----- PROVIDED MATERIAL

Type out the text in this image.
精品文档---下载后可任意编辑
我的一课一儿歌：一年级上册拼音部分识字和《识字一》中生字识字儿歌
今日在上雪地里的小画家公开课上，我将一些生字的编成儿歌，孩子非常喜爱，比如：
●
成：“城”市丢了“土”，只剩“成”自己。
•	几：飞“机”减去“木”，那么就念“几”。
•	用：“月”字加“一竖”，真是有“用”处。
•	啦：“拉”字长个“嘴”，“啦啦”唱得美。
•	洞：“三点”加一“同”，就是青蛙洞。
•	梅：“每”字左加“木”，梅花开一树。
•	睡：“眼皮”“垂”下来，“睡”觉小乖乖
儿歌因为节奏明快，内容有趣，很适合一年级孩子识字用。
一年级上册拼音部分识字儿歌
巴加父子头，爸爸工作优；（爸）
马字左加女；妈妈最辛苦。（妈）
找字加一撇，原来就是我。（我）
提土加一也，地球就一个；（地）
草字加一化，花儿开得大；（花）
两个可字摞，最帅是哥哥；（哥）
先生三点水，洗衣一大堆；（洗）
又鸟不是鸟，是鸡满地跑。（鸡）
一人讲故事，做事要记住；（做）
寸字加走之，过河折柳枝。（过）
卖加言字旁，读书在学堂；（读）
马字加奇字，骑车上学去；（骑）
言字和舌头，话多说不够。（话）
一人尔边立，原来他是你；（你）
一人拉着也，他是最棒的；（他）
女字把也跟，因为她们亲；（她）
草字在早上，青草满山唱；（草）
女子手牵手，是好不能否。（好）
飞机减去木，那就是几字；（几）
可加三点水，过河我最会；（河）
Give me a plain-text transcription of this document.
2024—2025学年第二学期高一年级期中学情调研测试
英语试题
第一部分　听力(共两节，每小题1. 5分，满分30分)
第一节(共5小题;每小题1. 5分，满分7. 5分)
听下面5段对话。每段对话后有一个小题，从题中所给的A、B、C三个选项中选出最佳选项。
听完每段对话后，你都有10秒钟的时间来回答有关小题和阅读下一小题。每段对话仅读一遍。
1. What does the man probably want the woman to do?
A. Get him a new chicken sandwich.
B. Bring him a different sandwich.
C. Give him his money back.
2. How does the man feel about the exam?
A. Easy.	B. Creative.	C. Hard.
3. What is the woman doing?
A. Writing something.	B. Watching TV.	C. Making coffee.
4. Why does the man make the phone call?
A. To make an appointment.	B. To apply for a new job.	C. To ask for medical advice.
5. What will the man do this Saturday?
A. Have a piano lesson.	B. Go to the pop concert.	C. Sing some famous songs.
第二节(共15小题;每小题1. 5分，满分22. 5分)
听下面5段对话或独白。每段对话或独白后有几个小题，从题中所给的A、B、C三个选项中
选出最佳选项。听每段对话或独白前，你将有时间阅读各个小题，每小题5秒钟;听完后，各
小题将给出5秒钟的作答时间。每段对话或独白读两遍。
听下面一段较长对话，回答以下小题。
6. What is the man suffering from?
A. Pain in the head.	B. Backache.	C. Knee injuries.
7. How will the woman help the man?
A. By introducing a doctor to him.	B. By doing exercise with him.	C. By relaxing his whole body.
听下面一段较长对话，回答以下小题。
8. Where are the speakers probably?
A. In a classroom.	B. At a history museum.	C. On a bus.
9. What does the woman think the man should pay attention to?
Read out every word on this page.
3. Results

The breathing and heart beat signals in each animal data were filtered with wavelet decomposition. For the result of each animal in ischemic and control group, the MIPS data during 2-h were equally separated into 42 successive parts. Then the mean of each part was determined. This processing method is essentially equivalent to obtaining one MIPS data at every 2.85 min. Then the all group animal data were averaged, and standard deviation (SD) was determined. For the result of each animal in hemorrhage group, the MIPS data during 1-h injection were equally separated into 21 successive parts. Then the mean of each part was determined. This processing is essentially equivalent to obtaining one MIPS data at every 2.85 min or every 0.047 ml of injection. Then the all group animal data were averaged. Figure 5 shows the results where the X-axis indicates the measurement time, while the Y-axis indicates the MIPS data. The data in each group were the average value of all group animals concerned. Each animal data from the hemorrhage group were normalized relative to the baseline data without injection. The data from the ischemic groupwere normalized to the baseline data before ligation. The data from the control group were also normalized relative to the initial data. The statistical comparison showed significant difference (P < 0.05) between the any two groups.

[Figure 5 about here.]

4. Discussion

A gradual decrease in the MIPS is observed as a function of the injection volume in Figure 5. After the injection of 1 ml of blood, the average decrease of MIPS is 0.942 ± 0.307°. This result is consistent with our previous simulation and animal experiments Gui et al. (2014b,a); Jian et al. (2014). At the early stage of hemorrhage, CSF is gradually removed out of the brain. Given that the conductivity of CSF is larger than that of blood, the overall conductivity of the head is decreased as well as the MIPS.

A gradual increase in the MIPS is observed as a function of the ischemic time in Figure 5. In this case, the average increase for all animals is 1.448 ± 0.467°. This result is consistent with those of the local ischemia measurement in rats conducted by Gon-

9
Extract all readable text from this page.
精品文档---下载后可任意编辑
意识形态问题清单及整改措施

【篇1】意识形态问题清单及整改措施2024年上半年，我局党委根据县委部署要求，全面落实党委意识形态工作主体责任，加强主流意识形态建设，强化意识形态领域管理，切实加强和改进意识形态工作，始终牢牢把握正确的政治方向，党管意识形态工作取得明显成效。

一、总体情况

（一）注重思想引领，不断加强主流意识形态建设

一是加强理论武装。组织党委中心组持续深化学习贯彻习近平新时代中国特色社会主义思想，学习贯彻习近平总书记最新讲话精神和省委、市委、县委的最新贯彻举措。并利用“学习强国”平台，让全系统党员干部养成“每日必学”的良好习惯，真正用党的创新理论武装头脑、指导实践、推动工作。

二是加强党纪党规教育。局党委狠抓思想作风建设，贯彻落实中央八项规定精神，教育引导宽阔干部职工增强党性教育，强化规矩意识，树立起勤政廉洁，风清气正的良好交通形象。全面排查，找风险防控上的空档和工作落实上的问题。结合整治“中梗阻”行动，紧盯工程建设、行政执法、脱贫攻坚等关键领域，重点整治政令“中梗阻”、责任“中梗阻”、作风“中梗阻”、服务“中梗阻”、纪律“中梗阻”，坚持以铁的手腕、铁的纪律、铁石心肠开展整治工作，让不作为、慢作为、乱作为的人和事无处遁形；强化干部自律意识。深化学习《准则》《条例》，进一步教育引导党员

----------

WHAT THE TASK REQUIRES
Identify the lines above that contain the word "text", then copy them.

TASK ANSWER
Type out the text in this image.
Give me a plain-text transcription of this document.
Extract all readable text from this page.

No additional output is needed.